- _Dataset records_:
Begin

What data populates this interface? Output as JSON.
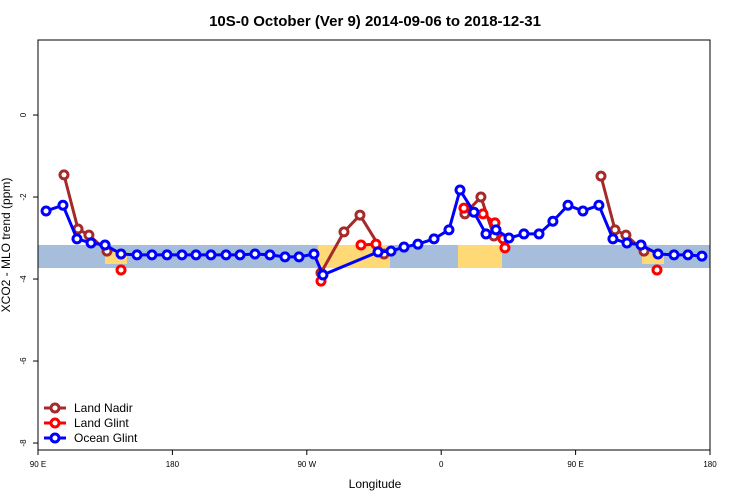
{
  "chart_data": {
    "type": "line",
    "title": "10S-0 October (Ver 9)   2014-09-06 to 2018-12-31",
    "xlabel": "Longitude",
    "ylabel": "XCO2 - MLO trend (ppm)",
    "xlim": [
      90,
      540
    ],
    "ylim": [
      -8.17,
      1.83
    ],
    "xticks": [
      {
        "value": 90,
        "label": "90 E"
      },
      180,
      {
        "value": 270,
        "label": "90 W"
      },
      {
        "value": 360,
        "label": "0"
      },
      {
        "value": 450,
        "label": "90 E"
      },
      {
        "value": 540,
        "label": "180"
      }
    ],
    "yticks": [
      0,
      -2,
      -4,
      -6,
      -8
    ],
    "legend": "bottom-left",
    "series": [
      {
        "name": "Land Nadir",
        "color": "#a52a2a",
        "x": [
          107.4,
          116.8,
          124.1,
          136.2,
          null,
          279.5,
          294.9,
          305.6,
          321.7,
          null,
          375.9,
          386.6,
          395.3,
          null,
          467.0,
          476.4,
          483.7,
          495.8
        ],
        "values": [
          -1.46,
          -2.78,
          -2.93,
          -3.32,
          null,
          -3.85,
          -2.85,
          -2.44,
          -3.39,
          null,
          -2.41,
          -2.0,
          -2.95,
          null,
          -1.49,
          -2.8,
          -2.93,
          -3.32
        ]
      },
      {
        "name": "Land Glint",
        "color": "#ff0000",
        "x": [
          145.6,
          null,
          279.5,
          null,
          306.3,
          316.3,
          null,
          375.2,
          388.0,
          396.0,
          401.4,
          402.7,
          null,
          504.5
        ],
        "values": [
          -3.78,
          null,
          -4.05,
          null,
          -3.17,
          -3.15,
          null,
          -2.27,
          -2.41,
          -2.63,
          -3.02,
          -3.24,
          null,
          -3.78
        ]
      },
      {
        "name": "Ocean Glint",
        "color": "#0000ff",
        "x": [
          95.4,
          106.7,
          116.1,
          125.5,
          134.9,
          145.6,
          156.3,
          166.3,
          176.4,
          186.4,
          195.8,
          205.8,
          215.9,
          225.3,
          235.3,
          245.3,
          255.4,
          264.8,
          274.8,
          280.8,
          317.7,
          326.4,
          335.1,
          344.4,
          355.2,
          365.2,
          372.6,
          381.9,
          390.0,
          396.7,
          405.4,
          415.4,
          425.5,
          434.8,
          444.9,
          454.9,
          465.6,
          475.0,
          484.4,
          493.8,
          505.2,
          515.9,
          525.2,
          534.6
        ],
        "values": [
          -2.34,
          -2.2,
          -3.02,
          -3.12,
          -3.17,
          -3.39,
          -3.41,
          -3.41,
          -3.41,
          -3.41,
          -3.41,
          -3.41,
          -3.41,
          -3.41,
          -3.39,
          -3.41,
          -3.46,
          -3.46,
          -3.39,
          -3.9,
          -3.34,
          -3.32,
          -3.22,
          -3.15,
          -3.02,
          -2.8,
          -1.83,
          -2.37,
          -2.9,
          -2.8,
          -3.0,
          -2.9,
          -2.9,
          -2.59,
          -2.2,
          -2.34,
          -2.2,
          -3.02,
          -3.12,
          -3.17,
          -3.39,
          -3.41,
          -3.41,
          -3.44
        ]
      }
    ]
  }
}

End

- _What is asked_: List the lines of the material in which the word "name" occurs.

- _The completed task_:
        "name": "Land Nadir",
        "name": "Land Glint",
        "name": "Ocean Glint",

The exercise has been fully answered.